Spot every line with the word "охраны" and return it.
....
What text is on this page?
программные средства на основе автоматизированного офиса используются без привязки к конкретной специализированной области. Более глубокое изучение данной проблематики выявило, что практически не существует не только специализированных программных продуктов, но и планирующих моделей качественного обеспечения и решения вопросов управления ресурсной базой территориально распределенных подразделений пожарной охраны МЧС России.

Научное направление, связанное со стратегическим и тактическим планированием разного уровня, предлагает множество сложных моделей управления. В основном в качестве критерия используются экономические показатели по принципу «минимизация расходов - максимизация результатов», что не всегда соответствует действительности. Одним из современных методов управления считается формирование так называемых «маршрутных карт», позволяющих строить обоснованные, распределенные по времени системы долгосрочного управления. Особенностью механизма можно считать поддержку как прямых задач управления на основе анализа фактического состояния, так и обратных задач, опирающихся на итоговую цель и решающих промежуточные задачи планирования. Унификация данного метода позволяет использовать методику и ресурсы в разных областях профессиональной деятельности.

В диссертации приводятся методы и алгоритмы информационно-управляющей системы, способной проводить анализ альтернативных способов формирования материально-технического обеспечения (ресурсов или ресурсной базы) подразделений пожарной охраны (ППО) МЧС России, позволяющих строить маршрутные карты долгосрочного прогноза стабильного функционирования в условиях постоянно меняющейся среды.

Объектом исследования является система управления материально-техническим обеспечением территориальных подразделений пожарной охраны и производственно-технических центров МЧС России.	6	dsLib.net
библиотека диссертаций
....
◆ **Task result**:
программные средства на основе автоматизированного офиса используются без привязки к конкретной специализированной области. Более глубокое изучение данной проблематики выявило, что практически не существует не только специализированных программных продуктов, но и планирующих моделей качественного обеспечения и решения вопросов управления ресурсной базой территориально распределенных подразделений пожарной охраны МЧС России.
В диссертации приводятся методы и алгоритмы информационно-управляющей системы, способной проводить анализ альтернативных способов формирования материально-технического обеспечения (ресурсов или ресурсной базы) подразделений пожарной охраны (ППО) МЧС России, позволяющих строить маршрутные карты долгосрочного прогноза стабильного функционирования в условиях постоянно меняющейся среды.
Объектом исследования является система управления материально-техническим обеспечением территориальных подразделений пожарной охраны и производственно-технических центров МЧС России.	6	dsLib.net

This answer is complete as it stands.